** Start **

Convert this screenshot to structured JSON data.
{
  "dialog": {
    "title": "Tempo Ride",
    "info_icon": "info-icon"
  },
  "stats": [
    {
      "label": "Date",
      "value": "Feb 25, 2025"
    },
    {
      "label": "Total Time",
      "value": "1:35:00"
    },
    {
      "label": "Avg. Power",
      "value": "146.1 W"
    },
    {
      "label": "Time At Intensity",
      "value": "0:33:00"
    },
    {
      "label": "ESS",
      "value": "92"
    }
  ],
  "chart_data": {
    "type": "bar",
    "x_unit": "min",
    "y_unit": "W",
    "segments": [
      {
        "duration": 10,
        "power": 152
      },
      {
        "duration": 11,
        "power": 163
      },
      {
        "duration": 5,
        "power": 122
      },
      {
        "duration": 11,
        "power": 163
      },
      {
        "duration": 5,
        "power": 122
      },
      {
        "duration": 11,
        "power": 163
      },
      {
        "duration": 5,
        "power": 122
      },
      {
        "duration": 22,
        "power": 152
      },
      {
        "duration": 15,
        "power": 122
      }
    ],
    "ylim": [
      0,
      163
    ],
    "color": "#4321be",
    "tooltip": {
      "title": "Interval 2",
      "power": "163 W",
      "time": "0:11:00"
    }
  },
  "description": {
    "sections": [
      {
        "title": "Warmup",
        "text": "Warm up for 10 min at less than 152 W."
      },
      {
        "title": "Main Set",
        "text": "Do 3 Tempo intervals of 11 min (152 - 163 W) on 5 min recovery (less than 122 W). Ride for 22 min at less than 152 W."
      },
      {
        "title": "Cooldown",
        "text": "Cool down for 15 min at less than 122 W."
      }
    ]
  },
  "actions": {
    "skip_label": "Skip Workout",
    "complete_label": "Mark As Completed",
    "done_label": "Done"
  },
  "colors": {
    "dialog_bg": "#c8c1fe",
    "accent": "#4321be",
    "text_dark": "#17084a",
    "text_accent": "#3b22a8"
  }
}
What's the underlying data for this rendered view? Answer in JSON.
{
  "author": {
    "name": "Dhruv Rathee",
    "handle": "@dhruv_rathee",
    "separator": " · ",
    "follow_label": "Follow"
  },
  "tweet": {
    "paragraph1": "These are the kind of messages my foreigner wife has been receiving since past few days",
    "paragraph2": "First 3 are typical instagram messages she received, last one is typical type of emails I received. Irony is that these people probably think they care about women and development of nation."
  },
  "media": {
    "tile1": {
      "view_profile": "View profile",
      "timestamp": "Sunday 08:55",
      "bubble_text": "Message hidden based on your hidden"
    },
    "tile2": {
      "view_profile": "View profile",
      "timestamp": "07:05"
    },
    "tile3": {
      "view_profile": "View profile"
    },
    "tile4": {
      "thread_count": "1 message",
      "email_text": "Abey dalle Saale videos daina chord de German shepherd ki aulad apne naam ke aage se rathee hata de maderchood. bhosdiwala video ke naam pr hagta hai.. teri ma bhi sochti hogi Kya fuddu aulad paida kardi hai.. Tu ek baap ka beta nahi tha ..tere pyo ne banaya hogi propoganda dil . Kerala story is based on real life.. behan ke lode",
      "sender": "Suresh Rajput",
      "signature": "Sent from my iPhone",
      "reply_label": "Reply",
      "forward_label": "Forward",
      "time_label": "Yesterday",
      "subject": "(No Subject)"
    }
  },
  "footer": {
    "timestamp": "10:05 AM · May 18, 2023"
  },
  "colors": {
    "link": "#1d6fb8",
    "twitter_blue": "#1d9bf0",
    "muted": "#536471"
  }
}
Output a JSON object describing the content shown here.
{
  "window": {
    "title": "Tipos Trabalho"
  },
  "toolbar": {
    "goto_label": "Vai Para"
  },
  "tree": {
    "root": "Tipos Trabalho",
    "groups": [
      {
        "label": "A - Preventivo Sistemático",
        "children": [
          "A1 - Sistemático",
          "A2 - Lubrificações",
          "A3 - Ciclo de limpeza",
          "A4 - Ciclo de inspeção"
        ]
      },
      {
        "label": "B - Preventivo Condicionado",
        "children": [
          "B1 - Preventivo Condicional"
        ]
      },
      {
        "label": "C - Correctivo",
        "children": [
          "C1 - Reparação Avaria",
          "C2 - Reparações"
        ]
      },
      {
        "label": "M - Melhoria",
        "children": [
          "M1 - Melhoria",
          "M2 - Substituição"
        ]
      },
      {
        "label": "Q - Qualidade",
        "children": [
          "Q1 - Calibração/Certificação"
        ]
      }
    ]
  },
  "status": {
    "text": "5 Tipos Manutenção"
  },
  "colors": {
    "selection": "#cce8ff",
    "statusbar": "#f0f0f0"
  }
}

** End **

--- WORK TO COMPLETE ---
Copy each record from above exactly, and include every line.

--- COMPLETE ANSWER ---
Convert this screenshot to structured JSON data.
{
  "dialog": {
    "title": "Tempo Ride",
    "info_icon": "info-icon"
  },
  "stats": [
    {
      "label": "Date",
      "value": "Feb 25, 2025"
    },
    {
      "label": "Total Time",
      "value": "1:35:00"
    },
    {
      "label": "Avg. Power",
      "value": "146.1 W"
    },
    {
      "label": "Time At Intensity",
      "value": "0:33:00"
    },
    {
      "label": "ESS",
      "value": "92"
    }
  ],
  "chart_data": {
    "type": "bar",
    "x_unit": "min",
    "y_unit": "W",
    "segments": [
      {
        "duration": 10,
        "power": 152
      },
      {
        "duration": 11,
        "power": 163
      },
      {
        "duration": 5,
        "power": 122
      },
      {
        "duration": 11,
        "power": 163
      },
      {
        "duration": 5,
        "power": 122
      },
      {
        "duration": 11,
        "power": 163
      },
      {
        "duration": 5,
        "power": 122
      },
      {
        "duration": 22,
        "power": 152
      },
      {
        "duration": 15,
        "power": 122
      }
    ],
    "ylim": [
      0,
      163
    ],
    "color": "#4321be",
    "tooltip": {
      "title": "Interval 2",
      "power": "163 W",
      "time": "0:11:00"
    }
  },
  "description": {
    "sections": [
      {
        "title": "Warmup",
        "text": "Warm up for 10 min at less than 152 W."
      },
      {
        "title": "Main Set",
        "text": "Do 3 Tempo intervals of 11 min (152 - 163 W) on 5 min recovery (less than 122 W). Ride for 22 min at less than 152 W."
      },
      {
        "title": "Cooldown",
        "text": "Cool down for 15 min at less than 122 W."
      }
    ]
  },
  "actions": {
    "skip_label": "Skip Workout",
    "complete_label": "Mark As Completed",
    "done_label": "Done"
  },
  "colors": {
    "dialog_bg": "#c8c1fe",
    "accent": "#4321be",
    "text_dark": "#17084a",
    "text_accent": "#3b22a8"
  }
}
What's the underlying data for this rendered view? Answer in JSON.
{
  "author": {
    "name": "Dhruv Rathee",
    "handle": "@dhruv_rathee",
    "separator": " · ",
    "follow_label": "Follow"
  },
  "tweet": {
    "paragraph1": "These are the kind of messages my foreigner wife has been receiving since past few days",
    "paragraph2": "First 3 are typical instagram messages she received, last one is typical type of emails I received. Irony is that these people probably think they care about women and development of nation."
  },
  "media": {
    "tile1": {
      "view_profile": "View profile",
      "timestamp": "Sunday 08:55",
      "bubble_text": "Message hidden based on your hidden"
    },
    "tile2": {
      "view_profile": "View profile",
      "timestamp": "07:05"
    },
    "tile3": {
      "view_profile": "View profile"
    },
    "tile4": {
      "thread_count": "1 message",
      "email_text": "Abey dalle Saale videos daina chord de German shepherd ki aulad apne naam ke aage se rathee hata de maderchood. bhosdiwala video ke naam pr hagta hai.. teri ma bhi sochti hogi Kya fuddu aulad paida kardi hai.. Tu ek baap ka beta nahi tha ..tere pyo ne banaya hogi propoganda dil . Kerala story is based on real life.. behan ke lode",
      "sender": "Suresh Rajput",
      "signature": "Sent from my iPhone",
      "reply_label": "Reply",
      "forward_label": "Forward",
      "time_label": "Yesterday",
      "subject": "(No Subject)"
    }
  },
  "footer": {
    "timestamp": "10:05 AM · May 18, 2023"
  },
  "colors": {
    "link": "#1d6fb8",
    "twitter_blue": "#1d9bf0",
    "muted": "#536471"
  }
}
Output a JSON object describing the content shown here.
{
  "window": {
    "title": "Tipos Trabalho"
  },
  "toolbar": {
    "goto_label": "Vai Para"
  },
  "tree": {
    "root": "Tipos Trabalho",
    "groups": [
      {
        "label": "A - Preventivo Sistemático",
        "children": [
          "A1 - Sistemático",
          "A2 - Lubrificações",
          "A3 - Ciclo de limpeza",
          "A4 - Ciclo de inspeção"
        ]
      },
      {
        "label": "B - Preventivo Condicionado",
        "children": [
          "B1 - Preventivo Condicional"
        ]
      },
      {
        "label": "C - Correctivo",
        "children": [
          "C1 - Reparação Avaria",
          "C2 - Reparações"
        ]
      },
      {
        "label": "M - Melhoria",
        "children": [
          "M1 - Melhoria",
          "M2 - Substituição"
        ]
      },
      {
        "label": "Q - Qualidade",
        "children": [
          "Q1 - Calibração/Certificação"
        ]
      }
    ]
  },
  "status": {
    "text": "5 Tipos Manutenção"
  },
  "colors": {
    "selection": "#cce8ff",
    "statusbar": "#f0f0f0"
  }
}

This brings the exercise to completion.